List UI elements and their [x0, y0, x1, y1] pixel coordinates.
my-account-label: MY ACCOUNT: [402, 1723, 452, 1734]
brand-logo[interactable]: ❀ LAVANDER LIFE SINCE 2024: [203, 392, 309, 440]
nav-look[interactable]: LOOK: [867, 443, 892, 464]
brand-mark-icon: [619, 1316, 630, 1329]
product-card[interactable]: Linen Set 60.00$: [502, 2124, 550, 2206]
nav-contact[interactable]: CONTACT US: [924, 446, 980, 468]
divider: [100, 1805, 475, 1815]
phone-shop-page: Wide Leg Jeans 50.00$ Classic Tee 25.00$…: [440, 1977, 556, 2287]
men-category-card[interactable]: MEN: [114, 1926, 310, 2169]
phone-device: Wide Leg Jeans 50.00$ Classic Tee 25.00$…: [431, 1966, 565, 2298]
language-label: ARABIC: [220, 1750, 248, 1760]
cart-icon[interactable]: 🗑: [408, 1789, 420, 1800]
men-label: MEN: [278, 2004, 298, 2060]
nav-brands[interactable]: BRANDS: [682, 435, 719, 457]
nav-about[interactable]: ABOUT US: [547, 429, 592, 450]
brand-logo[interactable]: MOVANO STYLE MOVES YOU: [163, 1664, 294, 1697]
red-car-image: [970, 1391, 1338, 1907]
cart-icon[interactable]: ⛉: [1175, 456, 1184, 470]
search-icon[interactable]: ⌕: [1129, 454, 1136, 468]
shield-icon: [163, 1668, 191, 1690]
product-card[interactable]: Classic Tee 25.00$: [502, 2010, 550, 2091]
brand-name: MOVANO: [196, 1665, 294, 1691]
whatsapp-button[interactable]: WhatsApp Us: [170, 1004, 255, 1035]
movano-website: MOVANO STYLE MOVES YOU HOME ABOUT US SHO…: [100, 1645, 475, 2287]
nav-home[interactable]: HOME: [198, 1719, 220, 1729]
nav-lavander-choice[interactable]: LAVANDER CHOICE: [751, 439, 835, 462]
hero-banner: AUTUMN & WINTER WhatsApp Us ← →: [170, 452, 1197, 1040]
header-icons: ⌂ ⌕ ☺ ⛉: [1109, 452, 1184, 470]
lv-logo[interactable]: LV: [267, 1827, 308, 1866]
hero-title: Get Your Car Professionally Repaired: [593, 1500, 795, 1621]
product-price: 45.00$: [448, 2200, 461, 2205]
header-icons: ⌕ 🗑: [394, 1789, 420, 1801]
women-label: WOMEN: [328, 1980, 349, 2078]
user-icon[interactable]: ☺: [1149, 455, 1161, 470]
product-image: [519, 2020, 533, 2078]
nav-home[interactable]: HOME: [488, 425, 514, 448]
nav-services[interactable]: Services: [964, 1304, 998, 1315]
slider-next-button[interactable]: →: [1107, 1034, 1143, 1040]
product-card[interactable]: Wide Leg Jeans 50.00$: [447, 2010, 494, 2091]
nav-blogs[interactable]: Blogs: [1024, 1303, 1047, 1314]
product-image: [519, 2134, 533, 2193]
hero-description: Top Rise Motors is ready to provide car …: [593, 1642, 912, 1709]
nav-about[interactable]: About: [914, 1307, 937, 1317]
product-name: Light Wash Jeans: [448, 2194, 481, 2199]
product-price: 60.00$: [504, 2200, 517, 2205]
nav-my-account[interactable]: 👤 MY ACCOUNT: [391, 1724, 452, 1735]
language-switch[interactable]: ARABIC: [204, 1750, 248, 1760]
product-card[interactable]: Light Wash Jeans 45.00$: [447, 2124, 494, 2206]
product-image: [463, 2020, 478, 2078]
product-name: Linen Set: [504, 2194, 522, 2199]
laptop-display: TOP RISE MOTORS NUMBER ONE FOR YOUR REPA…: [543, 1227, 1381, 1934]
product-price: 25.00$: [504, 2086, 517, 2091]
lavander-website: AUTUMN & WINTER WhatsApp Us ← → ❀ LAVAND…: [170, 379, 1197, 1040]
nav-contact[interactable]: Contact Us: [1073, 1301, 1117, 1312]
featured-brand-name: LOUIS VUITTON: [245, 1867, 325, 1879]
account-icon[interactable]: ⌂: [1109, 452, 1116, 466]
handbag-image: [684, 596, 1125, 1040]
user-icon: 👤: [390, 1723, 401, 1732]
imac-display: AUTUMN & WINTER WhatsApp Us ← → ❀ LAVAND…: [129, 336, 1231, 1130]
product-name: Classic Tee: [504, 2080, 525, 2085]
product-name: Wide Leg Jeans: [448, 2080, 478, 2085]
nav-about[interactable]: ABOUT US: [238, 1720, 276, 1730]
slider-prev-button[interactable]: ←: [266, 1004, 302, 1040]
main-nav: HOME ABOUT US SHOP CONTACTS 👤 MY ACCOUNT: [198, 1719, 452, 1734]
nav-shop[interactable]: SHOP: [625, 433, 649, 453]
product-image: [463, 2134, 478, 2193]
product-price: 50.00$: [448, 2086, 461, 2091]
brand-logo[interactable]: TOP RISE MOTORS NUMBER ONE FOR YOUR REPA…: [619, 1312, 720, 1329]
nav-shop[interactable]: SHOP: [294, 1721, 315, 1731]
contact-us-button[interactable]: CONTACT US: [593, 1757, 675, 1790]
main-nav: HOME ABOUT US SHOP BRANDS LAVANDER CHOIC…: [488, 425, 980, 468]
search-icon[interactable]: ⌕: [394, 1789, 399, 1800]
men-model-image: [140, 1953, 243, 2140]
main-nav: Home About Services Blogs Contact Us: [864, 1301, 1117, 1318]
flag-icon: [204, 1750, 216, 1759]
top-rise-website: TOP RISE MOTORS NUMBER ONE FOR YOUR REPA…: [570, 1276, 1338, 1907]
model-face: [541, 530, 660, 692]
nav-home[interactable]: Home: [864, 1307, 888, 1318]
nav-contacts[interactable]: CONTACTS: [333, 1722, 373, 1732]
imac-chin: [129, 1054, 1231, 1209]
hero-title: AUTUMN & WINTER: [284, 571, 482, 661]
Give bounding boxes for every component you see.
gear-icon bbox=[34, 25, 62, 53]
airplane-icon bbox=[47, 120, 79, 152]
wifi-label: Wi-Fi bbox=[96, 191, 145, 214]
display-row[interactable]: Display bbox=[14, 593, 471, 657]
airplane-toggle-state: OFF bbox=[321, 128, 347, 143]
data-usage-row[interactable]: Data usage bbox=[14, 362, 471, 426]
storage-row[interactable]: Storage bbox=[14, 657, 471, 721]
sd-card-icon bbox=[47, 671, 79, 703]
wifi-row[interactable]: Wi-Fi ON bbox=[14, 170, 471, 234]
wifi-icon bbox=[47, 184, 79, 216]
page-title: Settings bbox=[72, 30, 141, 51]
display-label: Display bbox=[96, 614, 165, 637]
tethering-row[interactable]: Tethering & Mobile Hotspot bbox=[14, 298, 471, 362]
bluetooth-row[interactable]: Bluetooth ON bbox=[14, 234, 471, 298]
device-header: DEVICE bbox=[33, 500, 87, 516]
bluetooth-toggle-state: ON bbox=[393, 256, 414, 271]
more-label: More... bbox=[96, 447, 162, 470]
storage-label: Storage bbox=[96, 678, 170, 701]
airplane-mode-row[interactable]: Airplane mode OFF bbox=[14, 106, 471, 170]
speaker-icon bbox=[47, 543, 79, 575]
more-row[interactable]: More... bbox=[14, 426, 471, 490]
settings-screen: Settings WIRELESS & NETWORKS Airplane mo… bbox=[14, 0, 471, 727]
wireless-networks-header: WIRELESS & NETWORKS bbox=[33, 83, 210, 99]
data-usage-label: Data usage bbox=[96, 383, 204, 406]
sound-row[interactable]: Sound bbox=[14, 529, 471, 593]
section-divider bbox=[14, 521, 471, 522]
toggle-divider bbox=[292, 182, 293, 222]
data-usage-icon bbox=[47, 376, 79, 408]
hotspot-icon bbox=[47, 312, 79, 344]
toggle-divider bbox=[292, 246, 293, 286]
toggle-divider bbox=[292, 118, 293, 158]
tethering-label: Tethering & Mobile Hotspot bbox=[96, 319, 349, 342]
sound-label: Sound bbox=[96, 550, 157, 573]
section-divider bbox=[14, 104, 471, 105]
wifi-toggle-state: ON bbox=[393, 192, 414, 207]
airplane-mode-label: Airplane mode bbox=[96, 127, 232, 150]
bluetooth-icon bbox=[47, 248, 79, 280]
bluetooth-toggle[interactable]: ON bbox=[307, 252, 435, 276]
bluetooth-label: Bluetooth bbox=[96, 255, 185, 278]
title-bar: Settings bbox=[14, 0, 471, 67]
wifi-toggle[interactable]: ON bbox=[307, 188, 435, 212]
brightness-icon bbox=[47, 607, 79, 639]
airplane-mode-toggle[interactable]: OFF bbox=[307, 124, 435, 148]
════════
» WHAT YOU NEED TO DO:
Rewrite the entries starting at the first line and ending at the line with "divider: [100, 1805, 475, 1815]", replacing "Linen Set" with "Cotton Set" and changing nothing else.

» SOLUTION TO THIS PROBLEM:
List UI elements and their [x0, y0, x1, y1] pixel coordinates.
my-account-label: MY ACCOUNT: [402, 1723, 452, 1734]
brand-logo[interactable]: ❀ LAVANDER LIFE SINCE 2024: [203, 392, 309, 440]
nav-look[interactable]: LOOK: [867, 443, 892, 464]
brand-mark-icon: [619, 1316, 630, 1329]
product-card[interactable]: Cotton Set 60.00$: [502, 2124, 550, 2206]
nav-contact[interactable]: CONTACT US: [924, 446, 980, 468]
divider: [100, 1805, 475, 1815]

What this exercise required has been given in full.